## AIM OF THE EXERCISE
Copy the entries word for word, from the very first line through the line containing "The longitudinal strip 112 is at (58, 125).".

## DATASET ENTRIES
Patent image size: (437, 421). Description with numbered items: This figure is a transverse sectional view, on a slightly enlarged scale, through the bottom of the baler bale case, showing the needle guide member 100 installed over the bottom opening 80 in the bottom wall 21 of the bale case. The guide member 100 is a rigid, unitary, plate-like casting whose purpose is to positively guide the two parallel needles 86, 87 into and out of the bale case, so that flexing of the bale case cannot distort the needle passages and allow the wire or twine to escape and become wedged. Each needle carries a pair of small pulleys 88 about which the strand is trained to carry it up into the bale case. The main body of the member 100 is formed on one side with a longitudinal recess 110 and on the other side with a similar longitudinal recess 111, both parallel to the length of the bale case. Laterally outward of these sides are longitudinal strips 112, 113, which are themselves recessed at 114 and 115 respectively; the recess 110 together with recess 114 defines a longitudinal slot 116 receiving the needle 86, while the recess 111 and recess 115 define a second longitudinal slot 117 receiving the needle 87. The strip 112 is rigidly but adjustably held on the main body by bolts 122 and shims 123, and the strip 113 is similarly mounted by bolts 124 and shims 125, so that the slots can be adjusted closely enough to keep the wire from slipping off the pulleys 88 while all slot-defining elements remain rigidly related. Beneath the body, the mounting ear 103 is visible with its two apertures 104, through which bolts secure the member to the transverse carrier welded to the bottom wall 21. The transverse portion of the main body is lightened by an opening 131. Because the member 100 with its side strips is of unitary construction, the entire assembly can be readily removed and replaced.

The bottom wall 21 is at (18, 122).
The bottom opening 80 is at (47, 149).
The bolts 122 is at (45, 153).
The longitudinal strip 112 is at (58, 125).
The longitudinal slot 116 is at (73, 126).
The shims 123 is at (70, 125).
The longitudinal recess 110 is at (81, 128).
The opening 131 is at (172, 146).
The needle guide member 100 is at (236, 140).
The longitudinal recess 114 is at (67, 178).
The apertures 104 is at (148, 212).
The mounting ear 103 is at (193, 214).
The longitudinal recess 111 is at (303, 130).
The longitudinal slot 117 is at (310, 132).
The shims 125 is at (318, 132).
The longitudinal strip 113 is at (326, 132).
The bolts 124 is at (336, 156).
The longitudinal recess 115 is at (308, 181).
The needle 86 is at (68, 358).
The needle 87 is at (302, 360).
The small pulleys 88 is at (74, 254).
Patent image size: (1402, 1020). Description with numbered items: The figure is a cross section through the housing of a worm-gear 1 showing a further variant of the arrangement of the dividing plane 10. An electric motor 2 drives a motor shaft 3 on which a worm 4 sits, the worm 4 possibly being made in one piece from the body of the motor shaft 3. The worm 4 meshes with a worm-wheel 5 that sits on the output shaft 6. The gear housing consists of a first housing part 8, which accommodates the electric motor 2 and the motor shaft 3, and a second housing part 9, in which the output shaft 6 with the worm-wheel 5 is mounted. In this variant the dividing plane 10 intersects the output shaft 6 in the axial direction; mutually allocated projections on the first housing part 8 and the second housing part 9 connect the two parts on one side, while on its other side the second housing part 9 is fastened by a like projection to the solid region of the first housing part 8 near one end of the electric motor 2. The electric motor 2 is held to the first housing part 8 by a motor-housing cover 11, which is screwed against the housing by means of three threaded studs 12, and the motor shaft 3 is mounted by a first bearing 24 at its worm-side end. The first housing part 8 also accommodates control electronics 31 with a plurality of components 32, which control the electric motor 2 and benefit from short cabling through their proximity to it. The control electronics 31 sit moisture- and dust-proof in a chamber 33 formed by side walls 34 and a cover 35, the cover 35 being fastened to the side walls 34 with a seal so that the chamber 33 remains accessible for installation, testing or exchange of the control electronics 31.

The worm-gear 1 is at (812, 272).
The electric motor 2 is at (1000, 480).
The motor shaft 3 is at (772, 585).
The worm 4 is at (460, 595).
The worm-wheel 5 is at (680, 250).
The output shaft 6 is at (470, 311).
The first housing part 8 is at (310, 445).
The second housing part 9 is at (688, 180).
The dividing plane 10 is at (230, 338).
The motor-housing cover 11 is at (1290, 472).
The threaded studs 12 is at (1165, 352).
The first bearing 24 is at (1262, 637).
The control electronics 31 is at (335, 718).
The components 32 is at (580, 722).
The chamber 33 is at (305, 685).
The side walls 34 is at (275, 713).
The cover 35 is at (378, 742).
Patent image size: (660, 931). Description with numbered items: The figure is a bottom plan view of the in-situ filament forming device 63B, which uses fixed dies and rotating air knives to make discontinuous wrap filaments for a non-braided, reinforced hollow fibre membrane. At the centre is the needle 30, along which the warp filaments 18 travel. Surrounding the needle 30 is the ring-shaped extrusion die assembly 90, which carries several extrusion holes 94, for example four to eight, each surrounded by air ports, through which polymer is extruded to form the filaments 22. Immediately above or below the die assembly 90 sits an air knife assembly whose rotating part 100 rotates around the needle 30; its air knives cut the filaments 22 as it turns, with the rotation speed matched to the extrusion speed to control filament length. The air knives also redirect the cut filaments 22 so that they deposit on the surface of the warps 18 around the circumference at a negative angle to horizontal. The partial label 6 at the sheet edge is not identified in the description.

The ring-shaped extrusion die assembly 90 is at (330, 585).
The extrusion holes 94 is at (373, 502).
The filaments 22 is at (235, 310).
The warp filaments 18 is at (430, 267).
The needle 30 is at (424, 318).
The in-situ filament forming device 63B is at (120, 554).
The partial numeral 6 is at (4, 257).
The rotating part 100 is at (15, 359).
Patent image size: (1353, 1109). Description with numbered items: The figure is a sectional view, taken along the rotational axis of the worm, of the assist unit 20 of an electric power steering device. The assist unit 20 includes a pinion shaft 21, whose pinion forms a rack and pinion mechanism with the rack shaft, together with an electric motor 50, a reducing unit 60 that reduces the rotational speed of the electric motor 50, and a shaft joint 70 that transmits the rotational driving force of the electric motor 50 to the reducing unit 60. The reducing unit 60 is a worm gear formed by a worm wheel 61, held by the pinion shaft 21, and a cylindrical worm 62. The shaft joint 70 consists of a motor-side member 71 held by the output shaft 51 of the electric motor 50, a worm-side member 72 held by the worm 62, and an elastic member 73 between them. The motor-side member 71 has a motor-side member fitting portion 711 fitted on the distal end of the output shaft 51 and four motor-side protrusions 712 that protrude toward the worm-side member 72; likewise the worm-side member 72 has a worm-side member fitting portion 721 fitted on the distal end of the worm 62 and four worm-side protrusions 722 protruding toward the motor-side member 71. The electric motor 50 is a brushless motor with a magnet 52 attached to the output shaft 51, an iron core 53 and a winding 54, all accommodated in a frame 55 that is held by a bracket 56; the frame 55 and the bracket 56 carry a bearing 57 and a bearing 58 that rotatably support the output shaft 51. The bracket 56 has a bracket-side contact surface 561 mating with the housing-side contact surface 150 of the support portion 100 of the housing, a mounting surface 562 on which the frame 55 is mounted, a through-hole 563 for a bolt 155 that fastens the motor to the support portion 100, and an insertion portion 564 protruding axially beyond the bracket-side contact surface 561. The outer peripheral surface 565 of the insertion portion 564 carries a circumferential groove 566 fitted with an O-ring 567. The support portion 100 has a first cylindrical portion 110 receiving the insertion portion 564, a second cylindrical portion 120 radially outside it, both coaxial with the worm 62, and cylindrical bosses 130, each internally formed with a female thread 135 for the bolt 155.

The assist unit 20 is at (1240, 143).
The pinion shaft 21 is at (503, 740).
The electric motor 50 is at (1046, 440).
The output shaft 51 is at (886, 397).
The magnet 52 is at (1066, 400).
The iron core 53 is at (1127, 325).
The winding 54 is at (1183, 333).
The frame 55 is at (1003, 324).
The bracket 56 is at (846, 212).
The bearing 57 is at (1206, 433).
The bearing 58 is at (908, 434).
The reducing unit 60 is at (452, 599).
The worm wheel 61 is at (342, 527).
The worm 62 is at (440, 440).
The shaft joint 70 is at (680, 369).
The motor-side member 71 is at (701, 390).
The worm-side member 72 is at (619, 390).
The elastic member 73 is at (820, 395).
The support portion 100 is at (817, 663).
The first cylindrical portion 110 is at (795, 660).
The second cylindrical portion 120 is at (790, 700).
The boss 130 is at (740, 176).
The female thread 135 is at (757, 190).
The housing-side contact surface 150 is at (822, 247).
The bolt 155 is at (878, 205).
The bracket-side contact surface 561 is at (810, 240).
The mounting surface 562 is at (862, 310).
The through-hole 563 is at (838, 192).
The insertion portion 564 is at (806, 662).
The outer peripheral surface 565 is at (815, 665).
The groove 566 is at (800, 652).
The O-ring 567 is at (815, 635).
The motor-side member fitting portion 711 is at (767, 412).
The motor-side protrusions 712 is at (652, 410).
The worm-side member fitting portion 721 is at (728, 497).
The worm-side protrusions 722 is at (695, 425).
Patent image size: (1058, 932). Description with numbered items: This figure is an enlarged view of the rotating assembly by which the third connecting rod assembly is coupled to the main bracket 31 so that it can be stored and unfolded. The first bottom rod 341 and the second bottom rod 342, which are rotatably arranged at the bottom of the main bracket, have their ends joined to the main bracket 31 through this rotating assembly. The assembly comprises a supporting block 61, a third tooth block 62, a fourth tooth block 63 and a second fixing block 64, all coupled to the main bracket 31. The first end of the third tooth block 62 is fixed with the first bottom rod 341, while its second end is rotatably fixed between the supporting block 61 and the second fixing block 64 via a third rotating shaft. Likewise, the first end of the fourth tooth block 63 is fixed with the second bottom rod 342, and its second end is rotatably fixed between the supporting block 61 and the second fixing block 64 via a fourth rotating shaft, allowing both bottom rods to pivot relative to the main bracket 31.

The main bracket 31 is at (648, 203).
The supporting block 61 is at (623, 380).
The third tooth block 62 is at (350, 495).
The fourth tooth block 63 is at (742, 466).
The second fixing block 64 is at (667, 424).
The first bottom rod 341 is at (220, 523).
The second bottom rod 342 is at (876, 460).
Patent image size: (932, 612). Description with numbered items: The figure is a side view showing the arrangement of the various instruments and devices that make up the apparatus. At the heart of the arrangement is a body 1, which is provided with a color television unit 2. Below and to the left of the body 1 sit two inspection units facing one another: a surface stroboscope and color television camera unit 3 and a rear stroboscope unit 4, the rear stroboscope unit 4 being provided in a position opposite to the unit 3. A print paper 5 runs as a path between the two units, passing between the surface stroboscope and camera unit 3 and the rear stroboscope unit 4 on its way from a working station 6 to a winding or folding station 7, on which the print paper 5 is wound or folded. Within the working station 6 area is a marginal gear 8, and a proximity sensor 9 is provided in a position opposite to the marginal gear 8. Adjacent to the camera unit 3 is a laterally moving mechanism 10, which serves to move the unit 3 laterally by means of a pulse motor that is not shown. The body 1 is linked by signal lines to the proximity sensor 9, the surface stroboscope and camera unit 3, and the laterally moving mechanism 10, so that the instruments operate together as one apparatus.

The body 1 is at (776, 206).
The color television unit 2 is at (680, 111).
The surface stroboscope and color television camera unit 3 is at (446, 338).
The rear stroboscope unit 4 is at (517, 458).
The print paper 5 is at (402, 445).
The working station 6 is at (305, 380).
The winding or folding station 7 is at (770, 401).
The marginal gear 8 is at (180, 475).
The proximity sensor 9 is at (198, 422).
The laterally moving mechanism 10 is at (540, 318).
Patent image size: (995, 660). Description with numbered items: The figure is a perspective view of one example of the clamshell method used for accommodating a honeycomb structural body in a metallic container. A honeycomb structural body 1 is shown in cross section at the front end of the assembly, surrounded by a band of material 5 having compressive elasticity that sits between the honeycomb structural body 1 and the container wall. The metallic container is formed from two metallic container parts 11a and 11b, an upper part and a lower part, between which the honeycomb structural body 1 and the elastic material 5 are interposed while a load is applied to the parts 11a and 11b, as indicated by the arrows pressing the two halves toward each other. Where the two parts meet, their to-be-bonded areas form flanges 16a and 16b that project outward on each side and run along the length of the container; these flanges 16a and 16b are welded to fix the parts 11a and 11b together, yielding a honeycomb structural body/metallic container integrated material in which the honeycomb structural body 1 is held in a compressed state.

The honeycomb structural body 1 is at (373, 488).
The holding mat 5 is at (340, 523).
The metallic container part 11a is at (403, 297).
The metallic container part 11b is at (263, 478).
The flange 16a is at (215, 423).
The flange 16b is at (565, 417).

## THE SOLUTION
Patent image size: (437, 421). Description with numbered items: This figure is a transverse sectional view, on a slightly enlarged scale, through the bottom of the baler bale case, showing the needle guide member 100 installed over the bottom opening 80 in the bottom wall 21 of the bale case. The guide member 100 is a rigid, unitary, plate-like casting whose purpose is to positively guide the two parallel needles 86, 87 into and out of the bale case, so that flexing of the bale case cannot distort the needle passages and allow the wire or twine to escape and become wedged. Each needle carries a pair of small pulleys 88 about which the strand is trained to carry it up into the bale case. The main body of the member 100 is formed on one side with a longitudinal recess 110 and on the other side with a similar longitudinal recess 111, both parallel to the length of the bale case. Laterally outward of these sides are longitudinal strips 112, 113, which are themselves recessed at 114 and 115 respectively; the recess 110 together with recess 114 defines a longitudinal slot 116 receiving the needle 86, while the recess 111 and recess 115 define a second longitudinal slot 117 receiving the needle 87. The strip 112 is rigidly but adjustably held on the main body by bolts 122 and shims 123, and the strip 113 is similarly mounted by bolts 124 and shims 125, so that the slots can be adjusted closely enough to keep the wire from slipping off the pulleys 88 while all slot-defining elements remain rigidly related. Beneath the body, the mounting ear 103 is visible with its two apertures 104, through which bolts secure the member to the transverse carrier welded to the bottom wall 21. The transverse portion of the main body is lightened by an opening 131. Because the member 100 with its side strips is of unitary construction, the entire assembly can be readily removed and replaced.

The bottom wall 21 is at (18, 122).
The bottom opening 80 is at (47, 149).
The bolts 122 is at (45, 153).
The longitudinal strip 112 is at (58, 125).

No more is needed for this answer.